(Extracted records)
##############################
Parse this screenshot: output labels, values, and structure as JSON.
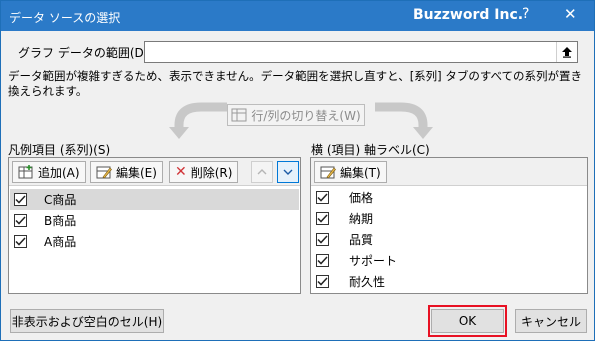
{
  "window": {
    "title": "データ ソースの選択",
    "brand": "Buzzword Inc.",
    "help": "?",
    "close": "✕"
  },
  "range": {
    "label": "グラフ データの範囲(D):",
    "value": ""
  },
  "message": "データ範囲が複雑すぎるため、表示できません。データ範囲を選択し直すと、[系列] タブのすべての系列が置き換えられます。",
  "switch_button": "行/列の切り替え(W)",
  "legend_section": {
    "label": "凡例項目 (系列)(S)",
    "add": "追加(A)",
    "edit": "編集(E)",
    "delete": "削除(R)",
    "items": [
      {
        "label": "C商品",
        "checked": true,
        "selected": true
      },
      {
        "label": "B商品",
        "checked": true,
        "selected": false
      },
      {
        "label": "A商品",
        "checked": true,
        "selected": false
      }
    ]
  },
  "axis_section": {
    "label": "横 (項目) 軸ラベル(C)",
    "edit": "編集(T)",
    "items": [
      {
        "label": "価格",
        "checked": true
      },
      {
        "label": "納期",
        "checked": true
      },
      {
        "label": "品質",
        "checked": true
      },
      {
        "label": "サポート",
        "checked": true
      },
      {
        "label": "耐久性",
        "checked": true
      }
    ]
  },
  "footer": {
    "hidden_cells": "非表示および空白のセル(H)",
    "ok": "OK",
    "cancel": "キャンセル"
  },
  "colors": {
    "titlebar": "#2b7ac8",
    "ok_highlight": "#e81123",
    "focus": "#0078d7"
  }
}
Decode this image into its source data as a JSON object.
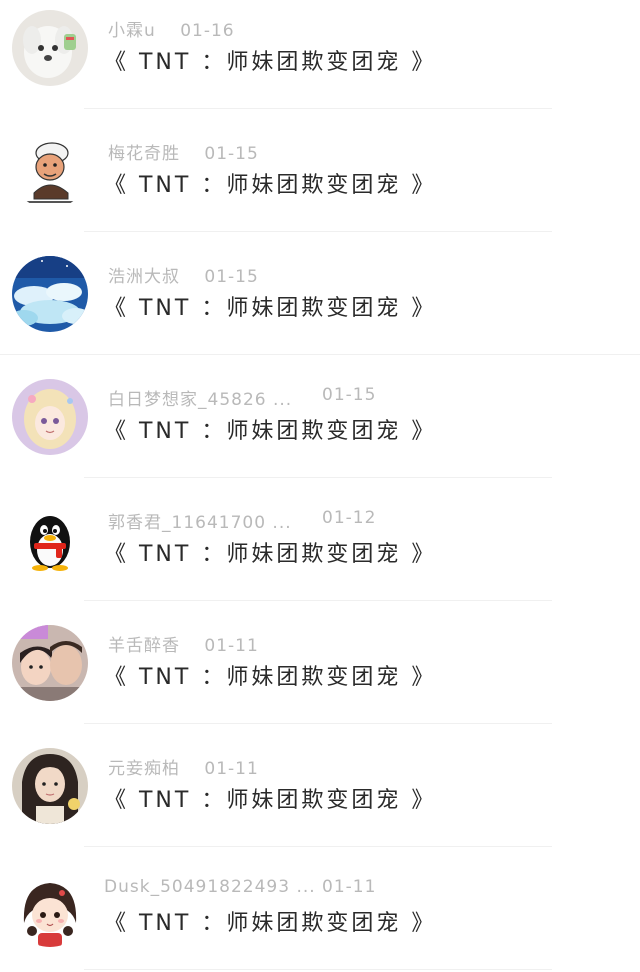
{
  "comments": [
    {
      "username": "小霖u",
      "date": "01-16",
      "text": "《 TNT ：师妹团欺变团宠 》",
      "avatar_icon": "white-puppy-avatar"
    },
    {
      "username": "梅花奇胜",
      "date": "01-15",
      "text": "《 TNT ：师妹团欺变团宠 》",
      "avatar_icon": "cartoon-man-meme-avatar"
    },
    {
      "username": "浩洲大叔",
      "date": "01-15",
      "text": "《 TNT ：师妹团欺变团宠 》",
      "avatar_icon": "sky-clouds-avatar"
    },
    {
      "username": "白日梦想家_45826 ...",
      "date": "01-15",
      "text": "《 TNT ：师妹团欺变团宠 》",
      "avatar_icon": "anime-girl-avatar"
    },
    {
      "username": "郭香君_11641700 ...",
      "date": "01-12",
      "text": "《 TNT ：师妹团欺变团宠 》",
      "avatar_icon": "qq-penguin-avatar"
    },
    {
      "username": "羊舌醉香",
      "date": "01-11",
      "text": "《 TNT ：师妹团欺变团宠 》",
      "avatar_icon": "couple-photo-avatar"
    },
    {
      "username": "元妾痴柏",
      "date": "01-11",
      "text": "《 TNT ：师妹团欺变团宠 》",
      "avatar_icon": "girl-portrait-avatar"
    },
    {
      "username": "Dusk_50491822493 ...",
      "date": "01-11",
      "text": "《 TNT ：师妹团欺变团宠 》",
      "avatar_icon": "cartoon-girl-avatar"
    }
  ]
}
##############################
* **Directions for this task**
Copy the records word for word, leaving no picture in the copy.

* **Answer to this problem**
Parse this screenshot: output labels, values, and structure as JSON.
{
  "window": {
    "title": "データ ソースの選択",
    "brand": "Buzzword Inc.",
    "help": "?",
    "close": "✕"
  },
  "range": {
    "label": "グラフ データの範囲(D):",
    "value": ""
  },
  "message": "データ範囲が複雑すぎるため、表示できません。データ範囲を選択し直すと、[系列] タブのすべての系列が置き換えられます。",
  "switch_button": "行/列の切り替え(W)",
  "legend_section": {
    "label": "凡例項目 (系列)(S)",
    "add": "追加(A)",
    "edit": "編集(E)",
    "delete": "削除(R)",
    "items": [
      {
        "label": "C商品",
        "checked": true,
        "selected": true
      },
      {
        "label": "B商品",
        "checked": true,
        "selected": false
      },
      {
        "label": "A商品",
        "checked": true,
        "selected": false
      }
    ]
  },
  "axis_section": {
    "label": "横 (項目) 軸ラベル(C)",
    "edit": "編集(T)",
    "items": [
      {
        "label": "価格",
        "checked": true
      },
      {
        "label": "納期",
        "checked": true
      },
      {
        "label": "品質",
        "checked": true
      },
      {
        "label": "サポート",
        "checked": true
      },
      {
        "label": "耐久性",
        "checked": true
      }
    ]
  },
  "footer": {
    "hidden_cells": "非表示および空白のセル(H)",
    "ok": "OK",
    "cancel": "キャンセル"
  },
  "colors": {
    "titlebar": "#2b7ac8",
    "ok_highlight": "#e81123",
    "focus": "#0078d7"
  }
}
Decode this image into its source data as a JSON object.
{
  "comments": [
    {
      "username": "小霖u",
      "date": "01-16",
      "text": "《 TNT ：师妹团欺变团宠 》",
      "avatar_icon": "white-puppy-avatar"
    },
    {
      "username": "梅花奇胜",
      "date": "01-15",
      "text": "《 TNT ：师妹团欺变团宠 》",
      "avatar_icon": "cartoon-man-meme-avatar"
    },
    {
      "username": "浩洲大叔",
      "date": "01-15",
      "text": "《 TNT ：师妹团欺变团宠 》",
      "avatar_icon": "sky-clouds-avatar"
    },
    {
      "username": "白日梦想家_45826 ...",
      "date": "01-15",
      "text": "《 TNT ：师妹团欺变团宠 》",
      "avatar_icon": "anime-girl-avatar"
    },
    {
      "username": "郭香君_11641700 ...",
      "date": "01-12",
      "text": "《 TNT ：师妹团欺变团宠 》",
      "avatar_icon": "qq-penguin-avatar"
    },
    {
      "username": "羊舌醉香",
      "date": "01-11",
      "text": "《 TNT ：师妹团欺变团宠 》",
      "avatar_icon": "couple-photo-avatar"
    },
    {
      "username": "元妾痴柏",
      "date": "01-11",
      "text": "《 TNT ：师妹团欺变团宠 》",
      "avatar_icon": "girl-portrait-avatar"
    },
    {
      "username": "Dusk_50491822493 ...",
      "date": "01-11",
      "text": "《 TNT ：师妹团欺变团宠 》",
      "avatar_icon": "cartoon-girl-avatar"
    }
  ]
}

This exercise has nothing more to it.